Source document —
□ □ □
Ehud Barak and Ehud Olmert both offered the Palestinians much more than Mofaz did, and were turned down. Mofaz acknowledged yesterday that his plan, too, will be rejected by the other side. But at least he has put something on the table, which is otherwise currently bare of new Israeli initiatives.

In Mofazian terms, the plan could be considered bold: The former army chief of staff can allow himself to say things that those with fewer military credentials would not dare - especially since he knows that it will be years, if ever, before he is called on to implement his plan "as prime minister," to quote his own words.

Like many of his colleagues who presented diplomatic plans at times of internal party crisis, Mofaz's plan is mostly about domestic politics. Ever since he lost Kadima's leadership primary to Tzipi Livni by a mere 431 votes in September 2008, he has been determined to win the next round - whenever that is.

By presenting his plan, he is signaling his party colleagues that he views Livni as a mere passing episode. He feels no obligation to her and her positions; he is completely independent. He is also signaling that he has no intention of abandoning Kadima for Likud: With a plan like this, Likud is no place for him.

Livni flew to Washington yesterday for the United Jewish Communities' General Assembly. But when she returns, she will have to deal with her number two's proposal. That creates a potential for fireworks that could serve Mofaz.

Livni, as party leader, wants quiet. Mofaz, as the challenger, needs conflict. And what conflict could be more honorable than one over "diplomatic" issues?

Peace, they say, begins at home. Mofaz has yet to make peace with Livni. But he is already ready to talk with Hamas leader Ismail Haniyeh.
□ □ □
What to work on —
a. Render this sentence from the commentary on Mofaz's plan into Spanish: "Livni, as party leader, wants quiet."
b. From the commentary on Mofaz's plan, return word for word the stretch that opens with the words containing "Ehud Barak and" and closes with "new Israeli initiatives.".
□ □ □
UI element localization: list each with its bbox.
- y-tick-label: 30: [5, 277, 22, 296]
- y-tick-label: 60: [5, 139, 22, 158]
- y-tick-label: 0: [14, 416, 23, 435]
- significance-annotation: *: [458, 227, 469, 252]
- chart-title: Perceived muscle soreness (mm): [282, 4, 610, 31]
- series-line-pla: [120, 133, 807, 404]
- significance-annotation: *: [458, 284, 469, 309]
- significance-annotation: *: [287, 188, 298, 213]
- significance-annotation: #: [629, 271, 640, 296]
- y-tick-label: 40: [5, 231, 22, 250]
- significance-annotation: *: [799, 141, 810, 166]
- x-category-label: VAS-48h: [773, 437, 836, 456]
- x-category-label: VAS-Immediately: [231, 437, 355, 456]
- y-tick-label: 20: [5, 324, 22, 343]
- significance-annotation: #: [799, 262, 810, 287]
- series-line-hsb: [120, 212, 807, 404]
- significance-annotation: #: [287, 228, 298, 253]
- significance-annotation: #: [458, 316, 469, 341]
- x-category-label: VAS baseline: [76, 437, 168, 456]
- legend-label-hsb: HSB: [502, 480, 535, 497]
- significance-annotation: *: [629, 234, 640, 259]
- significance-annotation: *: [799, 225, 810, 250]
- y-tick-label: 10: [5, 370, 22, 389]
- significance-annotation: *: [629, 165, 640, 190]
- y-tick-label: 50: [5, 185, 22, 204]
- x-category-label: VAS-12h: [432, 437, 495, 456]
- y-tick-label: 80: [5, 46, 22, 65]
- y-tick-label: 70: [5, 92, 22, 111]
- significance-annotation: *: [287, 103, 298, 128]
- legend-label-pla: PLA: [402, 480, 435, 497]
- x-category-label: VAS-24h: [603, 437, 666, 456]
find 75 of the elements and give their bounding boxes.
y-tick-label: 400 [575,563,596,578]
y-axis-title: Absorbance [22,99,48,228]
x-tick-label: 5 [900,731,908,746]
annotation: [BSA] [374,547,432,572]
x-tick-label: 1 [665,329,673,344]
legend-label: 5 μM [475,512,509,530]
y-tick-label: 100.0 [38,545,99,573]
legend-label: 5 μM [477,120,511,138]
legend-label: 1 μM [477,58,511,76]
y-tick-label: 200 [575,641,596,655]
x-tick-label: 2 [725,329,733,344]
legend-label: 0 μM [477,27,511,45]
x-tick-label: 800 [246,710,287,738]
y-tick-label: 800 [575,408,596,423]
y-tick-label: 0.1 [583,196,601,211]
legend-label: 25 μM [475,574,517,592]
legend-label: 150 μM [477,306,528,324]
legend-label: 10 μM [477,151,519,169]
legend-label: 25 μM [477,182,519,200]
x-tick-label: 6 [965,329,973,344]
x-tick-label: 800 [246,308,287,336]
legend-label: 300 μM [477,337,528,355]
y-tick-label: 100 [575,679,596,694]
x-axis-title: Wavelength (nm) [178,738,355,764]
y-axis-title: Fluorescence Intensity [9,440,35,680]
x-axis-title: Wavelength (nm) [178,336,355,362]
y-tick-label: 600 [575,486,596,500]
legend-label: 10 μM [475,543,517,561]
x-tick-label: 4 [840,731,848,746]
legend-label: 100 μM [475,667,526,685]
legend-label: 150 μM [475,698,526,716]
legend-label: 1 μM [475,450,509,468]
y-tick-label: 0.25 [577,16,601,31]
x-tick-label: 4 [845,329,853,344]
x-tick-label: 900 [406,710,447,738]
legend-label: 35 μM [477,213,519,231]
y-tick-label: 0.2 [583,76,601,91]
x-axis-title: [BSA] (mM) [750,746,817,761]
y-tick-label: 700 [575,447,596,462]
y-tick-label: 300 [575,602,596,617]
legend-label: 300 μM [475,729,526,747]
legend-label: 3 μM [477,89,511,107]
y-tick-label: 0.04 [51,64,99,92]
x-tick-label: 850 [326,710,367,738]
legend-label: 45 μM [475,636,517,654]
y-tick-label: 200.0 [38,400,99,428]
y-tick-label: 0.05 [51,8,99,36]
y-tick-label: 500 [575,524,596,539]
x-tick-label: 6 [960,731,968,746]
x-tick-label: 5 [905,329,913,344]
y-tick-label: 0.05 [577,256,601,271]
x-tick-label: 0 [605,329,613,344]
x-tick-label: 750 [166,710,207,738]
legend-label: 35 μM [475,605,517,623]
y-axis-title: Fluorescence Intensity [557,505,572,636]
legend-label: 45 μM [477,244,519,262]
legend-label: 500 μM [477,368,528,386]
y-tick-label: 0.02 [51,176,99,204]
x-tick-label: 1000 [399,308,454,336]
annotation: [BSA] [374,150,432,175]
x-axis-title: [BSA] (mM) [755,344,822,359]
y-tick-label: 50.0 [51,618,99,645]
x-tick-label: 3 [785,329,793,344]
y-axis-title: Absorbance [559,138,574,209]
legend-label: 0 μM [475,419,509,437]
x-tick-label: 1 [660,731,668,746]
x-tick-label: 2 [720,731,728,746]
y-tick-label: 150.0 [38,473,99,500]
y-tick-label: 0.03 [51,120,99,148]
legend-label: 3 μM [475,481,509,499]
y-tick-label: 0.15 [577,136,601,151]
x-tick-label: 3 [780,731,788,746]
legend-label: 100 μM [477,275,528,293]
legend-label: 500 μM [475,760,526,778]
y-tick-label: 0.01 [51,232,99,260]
□ □ □
Solutions in order —
a. Livni, como líder del partido, quiere tranquilidad.

b.
Ehud Barak and Ehud Olmert both offered the Palestinians much more than Mofaz did, and were turned down. Mofaz acknowledged yesterday that his plan, too, will be rejected by the other side. But at least he has put something on the table, which is otherwise currently bare of new Israeli initiatives.